> [Dataset extract]

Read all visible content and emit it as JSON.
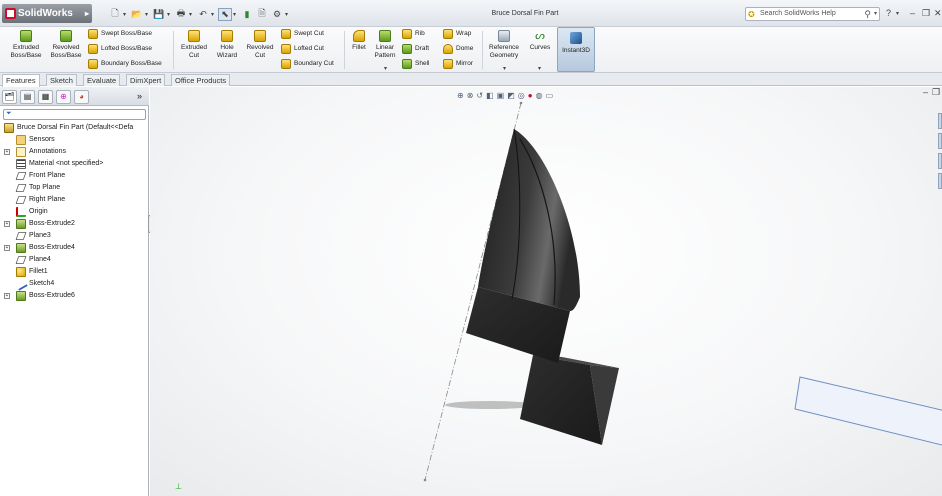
{
  "app": {
    "logo_text": "SolidWorks",
    "document_title": "Bruce Dorsal Fin Part",
    "search_placeholder": "Search SolidWorks Help"
  },
  "ribbon": {
    "extruded_boss": "Extruded Boss/Base",
    "revolved_boss": "Revolved Boss/Base",
    "swept_boss": "Swept Boss/Base",
    "lofted_boss": "Lofted Boss/Base",
    "boundary_boss": "Boundary Boss/Base",
    "extruded_cut": "Extruded Cut",
    "hole_wizard": "Hole Wizard",
    "revolved_cut": "Revolved Cut",
    "swept_cut": "Swept Cut",
    "lofted_cut": "Lofted Cut",
    "boundary_cut": "Boundary Cut",
    "fillet": "Fillet",
    "linear_pattern": "Linear Pattern",
    "rib": "Rib",
    "draft": "Draft",
    "shell": "Shell",
    "wrap": "Wrap",
    "dome": "Dome",
    "mirror": "Mirror",
    "reference_geometry": "Reference Geometry",
    "curves": "Curves",
    "instant3d": "Instant3D"
  },
  "tabs": [
    "Features",
    "Sketch",
    "Evaluate",
    "DimXpert",
    "Office Products"
  ],
  "tree": {
    "root": "Bruce Dorsal Fin Part  (Default<<Defa",
    "items": [
      "Sensors",
      "Annotations",
      "Material <not specified>",
      "Front Plane",
      "Top Plane",
      "Right Plane",
      "Origin",
      "Boss-Extrude2",
      "Plane3",
      "Boss-Extrude4",
      "Plane4",
      "Fillet1",
      "Sketch4",
      "Boss-Extrude6"
    ]
  }
}
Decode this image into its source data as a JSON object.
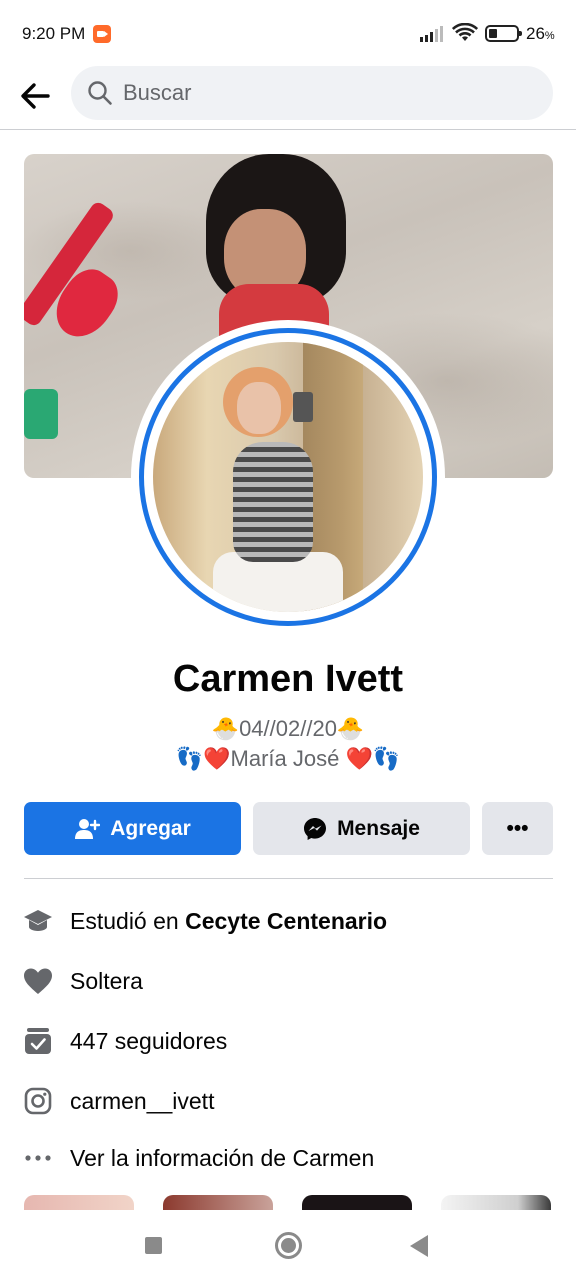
{
  "status_bar": {
    "time": "9:20 PM",
    "battery": "26",
    "battery_unit": "%"
  },
  "header": {
    "search_placeholder": "Buscar"
  },
  "profile": {
    "name": "Carmen Ivett",
    "bio_line_1": "🐣04//02//20🐣",
    "bio_line_2": "👣❤️María José ❤️👣"
  },
  "actions": {
    "add_label": "Agregar",
    "message_label": "Mensaje",
    "more_label": "•••"
  },
  "info": {
    "studied_prefix": "Estudió en ",
    "studied_school": "Cecyte Centenario",
    "relationship": "Soltera",
    "followers": "447 seguidores",
    "instagram": "carmen__ivett",
    "see_info": "Ver la información de Carmen"
  },
  "colors": {
    "accent": "#1b74e4",
    "secondary_button": "#e4e6eb",
    "icon_gray": "#65676b"
  }
}
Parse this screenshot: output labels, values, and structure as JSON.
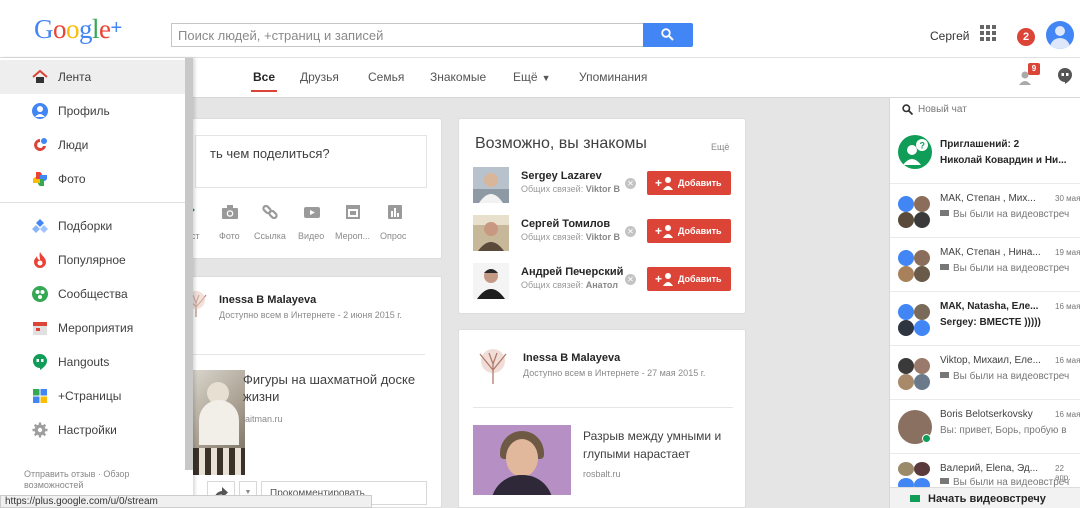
{
  "header": {
    "logo_text": "Google",
    "logo_plus": "+",
    "search_placeholder": "Поиск людей, +страниц и записей",
    "user_name": "Сергей",
    "notification_count": "2"
  },
  "nav": {
    "tabs": [
      {
        "label": "Все",
        "active": true
      },
      {
        "label": "Друзья"
      },
      {
        "label": "Семья"
      },
      {
        "label": "Знакомые"
      },
      {
        "label": "Ещё"
      },
      {
        "label": "Упоминания"
      }
    ],
    "people_badge": "9"
  },
  "sidebar": {
    "items": [
      {
        "label": "Лента",
        "icon": "home-icon"
      },
      {
        "label": "Профиль",
        "icon": "profile-icon"
      },
      {
        "label": "Люди",
        "icon": "people-icon"
      },
      {
        "label": "Фото",
        "icon": "photos-icon"
      },
      {
        "label": "Подборки",
        "icon": "collections-icon"
      },
      {
        "label": "Популярное",
        "icon": "fire-icon"
      },
      {
        "label": "Сообщества",
        "icon": "communities-icon"
      },
      {
        "label": "Мероприятия",
        "icon": "events-icon"
      },
      {
        "label": "Hangouts",
        "icon": "hangouts-icon"
      },
      {
        "label": "+Страницы",
        "icon": "pages-icon"
      },
      {
        "label": "Настройки",
        "icon": "gear-icon"
      }
    ],
    "footer_line1": "Отправить отзыв · Обзор",
    "footer_line2": "возможностей",
    "status_url": "https://plus.google.com/u/0/stream"
  },
  "share": {
    "prompt": "ть чем поделиться?",
    "actions": [
      "ст",
      "Фото",
      "Ссылка",
      "Видео",
      "Мероп...",
      "Опрос"
    ]
  },
  "post1": {
    "author": "Inessa B Malayeva",
    "meta": "Доступно всем в Интернете  -  2 июня 2015 г.",
    "link_title": "Фигуры на шахматной доске жизни",
    "link_domain": "laitman.ru",
    "comment_placeholder": "Прокомментировать"
  },
  "suggestions": {
    "title": "Возможно, вы знакомы",
    "more": "Ещё",
    "add_label": "Добавить",
    "people": [
      {
        "name": "Sergey Lazarev",
        "mutual_prefix": "Общих связей: ",
        "mutual_name": "Viktor B"
      },
      {
        "name": "Сергей Томилов",
        "mutual_prefix": "Общих связей: ",
        "mutual_name": "Viktor B"
      },
      {
        "name": "Андрей Печерский",
        "mutual_prefix": "Общих связей: ",
        "mutual_name": "Анатол"
      }
    ]
  },
  "post2": {
    "author": "Inessa B Malayeva",
    "meta": "Доступно всем в Интернете  -  27 мая 2015 г.",
    "link_title": "Разрыв между умными и глупыми нарастает",
    "link_domain": "rosbalt.ru"
  },
  "chat": {
    "search_label": "Новый чат",
    "rows": [
      {
        "name": "Приглашений: 2",
        "date": "",
        "message": "Николай Ковардин и Ни...",
        "bold": true
      },
      {
        "name": "МАК, Степан , Мих...",
        "date": "30 мая",
        "message": "Вы были на видеовстреч",
        "bold": false
      },
      {
        "name": "МАК, Степан , Нина...",
        "date": "19 мая",
        "message": "Вы были на видеовстреч",
        "bold": false
      },
      {
        "name": "МАК, Natasha, Еле...",
        "date": "16 мая",
        "message": "Sergey: ВМЕСТЕ )))))",
        "bold": true
      },
      {
        "name": "Viktop, Михаил, Еле...",
        "date": "16 мая",
        "message": "Вы были на видеовстреч",
        "bold": false
      },
      {
        "name": "Boris Belotserkovsky",
        "date": "16 мая",
        "message": "Вы: привет, Борь, пробую в",
        "bold": false
      },
      {
        "name": "Валерий, Elena, Эд...",
        "date": "22 апр.",
        "message": "Вы были на видеовстреч",
        "bold": false
      }
    ],
    "footer_label": "Начать видеовстречу"
  },
  "colors": {
    "brand_red": "#db4437",
    "brand_blue": "#4285f4",
    "green": "#0f9d58"
  }
}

> [Your goal] Transcribe every record above exactly, leaving out the pictures.

> [Written solution]
Read all visible content and emit it as JSON.
{
  "app": {
    "logo_text": "SolidWorks",
    "document_title": "Bruce Dorsal Fin Part",
    "search_placeholder": "Search SolidWorks Help"
  },
  "ribbon": {
    "extruded_boss": "Extruded Boss/Base",
    "revolved_boss": "Revolved Boss/Base",
    "swept_boss": "Swept Boss/Base",
    "lofted_boss": "Lofted Boss/Base",
    "boundary_boss": "Boundary Boss/Base",
    "extruded_cut": "Extruded Cut",
    "hole_wizard": "Hole Wizard",
    "revolved_cut": "Revolved Cut",
    "swept_cut": "Swept Cut",
    "lofted_cut": "Lofted Cut",
    "boundary_cut": "Boundary Cut",
    "fillet": "Fillet",
    "linear_pattern": "Linear Pattern",
    "rib": "Rib",
    "draft": "Draft",
    "shell": "Shell",
    "wrap": "Wrap",
    "dome": "Dome",
    "mirror": "Mirror",
    "reference_geometry": "Reference Geometry",
    "curves": "Curves",
    "instant3d": "Instant3D"
  },
  "tabs": [
    "Features",
    "Sketch",
    "Evaluate",
    "DimXpert",
    "Office Products"
  ],
  "tree": {
    "root": "Bruce Dorsal Fin Part  (Default<<Defa",
    "items": [
      "Sensors",
      "Annotations",
      "Material <not specified>",
      "Front Plane",
      "Top Plane",
      "Right Plane",
      "Origin",
      "Boss-Extrude2",
      "Plane3",
      "Boss-Extrude4",
      "Plane4",
      "Fillet1",
      "Sketch4",
      "Boss-Extrude6"
    ]
  }
}
Decode this image into its source data as a JSON object.
{
  "status_bar": {
    "time": "9:20 PM",
    "battery": "26",
    "battery_unit": "%"
  },
  "header": {
    "search_placeholder": "Buscar"
  },
  "profile": {
    "name": "Carmen Ivett",
    "bio_line_1": "🐣04//02//20🐣",
    "bio_line_2": "👣❤️María José ❤️👣"
  },
  "actions": {
    "add_label": "Agregar",
    "message_label": "Mensaje",
    "more_label": "•••"
  },
  "info": {
    "studied_prefix": "Estudió en ",
    "studied_school": "Cecyte Centenario",
    "relationship": "Soltera",
    "followers": "447 seguidores",
    "instagram": "carmen__ivett",
    "see_info": "Ver la información de Carmen"
  },
  "colors": {
    "accent": "#1b74e4",
    "secondary_button": "#e4e6eb",
    "icon_gray": "#65676b"
  }
}
Parse this screenshot: output labels, values, and structure as JSON.
{
  "header": {
    "logo_text": "Google",
    "logo_plus": "+",
    "search_placeholder": "Поиск людей, +страниц и записей",
    "user_name": "Сергей",
    "notification_count": "2"
  },
  "nav": {
    "tabs": [
      {
        "label": "Все",
        "active": true
      },
      {
        "label": "Друзья"
      },
      {
        "label": "Семья"
      },
      {
        "label": "Знакомые"
      },
      {
        "label": "Ещё"
      },
      {
        "label": "Упоминания"
      }
    ],
    "people_badge": "9"
  },
  "sidebar": {
    "items": [
      {
        "label": "Лента",
        "icon": "home-icon"
      },
      {
        "label": "Профиль",
        "icon": "profile-icon"
      },
      {
        "label": "Люди",
        "icon": "people-icon"
      },
      {
        "label": "Фото",
        "icon": "photos-icon"
      },
      {
        "label": "Подборки",
        "icon": "collections-icon"
      },
      {
        "label": "Популярное",
        "icon": "fire-icon"
      },
      {
        "label": "Сообщества",
        "icon": "communities-icon"
      },
      {
        "label": "Мероприятия",
        "icon": "events-icon"
      },
      {
        "label": "Hangouts",
        "icon": "hangouts-icon"
      },
      {
        "label": "+Страницы",
        "icon": "pages-icon"
      },
      {
        "label": "Настройки",
        "icon": "gear-icon"
      }
    ],
    "footer_line1": "Отправить отзыв · Обзор",
    "footer_line2": "возможностей",
    "status_url": "https://plus.google.com/u/0/stream"
  },
  "share": {
    "prompt": "ть чем поделиться?",
    "actions": [
      "ст",
      "Фото",
      "Ссылка",
      "Видео",
      "Мероп...",
      "Опрос"
    ]
  },
  "post1": {
    "author": "Inessa B Malayeva",
    "meta": "Доступно всем в Интернете  -  2 июня 2015 г.",
    "link_title": "Фигуры на шахматной доске жизни",
    "link_domain": "laitman.ru",
    "comment_placeholder": "Прокомментировать"
  },
  "suggestions": {
    "title": "Возможно, вы знакомы",
    "more": "Ещё",
    "add_label": "Добавить",
    "people": [
      {
        "name": "Sergey Lazarev",
        "mutual_prefix": "Общих связей: ",
        "mutual_name": "Viktor B"
      },
      {
        "name": "Сергей Томилов",
        "mutual_prefix": "Общих связей: ",
        "mutual_name": "Viktor B"
      },
      {
        "name": "Андрей Печерский",
        "mutual_prefix": "Общих связей: ",
        "mutual_name": "Анатол"
      }
    ]
  },
  "post2": {
    "author": "Inessa B Malayeva",
    "meta": "Доступно всем в Интернете  -  27 мая 2015 г.",
    "link_title": "Разрыв между умными и глупыми нарастает",
    "link_domain": "rosbalt.ru"
  },
  "chat": {
    "search_label": "Новый чат",
    "rows": [
      {
        "name": "Приглашений: 2",
        "date": "",
        "message": "Николай Ковардин и Ни...",
        "bold": true
      },
      {
        "name": "МАК, Степан , Мих...",
        "date": "30 мая",
        "message": "Вы были на видеовстреч",
        "bold": false
      },
      {
        "name": "МАК, Степан , Нина...",
        "date": "19 мая",
        "message": "Вы были на видеовстреч",
        "bold": false
      },
      {
        "name": "МАК, Natasha, Еле...",
        "date": "16 мая",
        "message": "Sergey: ВМЕСТЕ )))))",
        "bold": true
      },
      {
        "name": "Viktop, Михаил, Еле...",
        "date": "16 мая",
        "message": "Вы были на видеовстреч",
        "bold": false
      },
      {
        "name": "Boris Belotserkovsky",
        "date": "16 мая",
        "message": "Вы: привет, Борь, пробую в",
        "bold": false
      },
      {
        "name": "Валерий, Elena, Эд...",
        "date": "22 апр.",
        "message": "Вы были на видеовстреч",
        "bold": false
      }
    ],
    "footer_label": "Начать видеовстречу"
  },
  "colors": {
    "brand_red": "#db4437",
    "brand_blue": "#4285f4",
    "green": "#0f9d58"
  }
}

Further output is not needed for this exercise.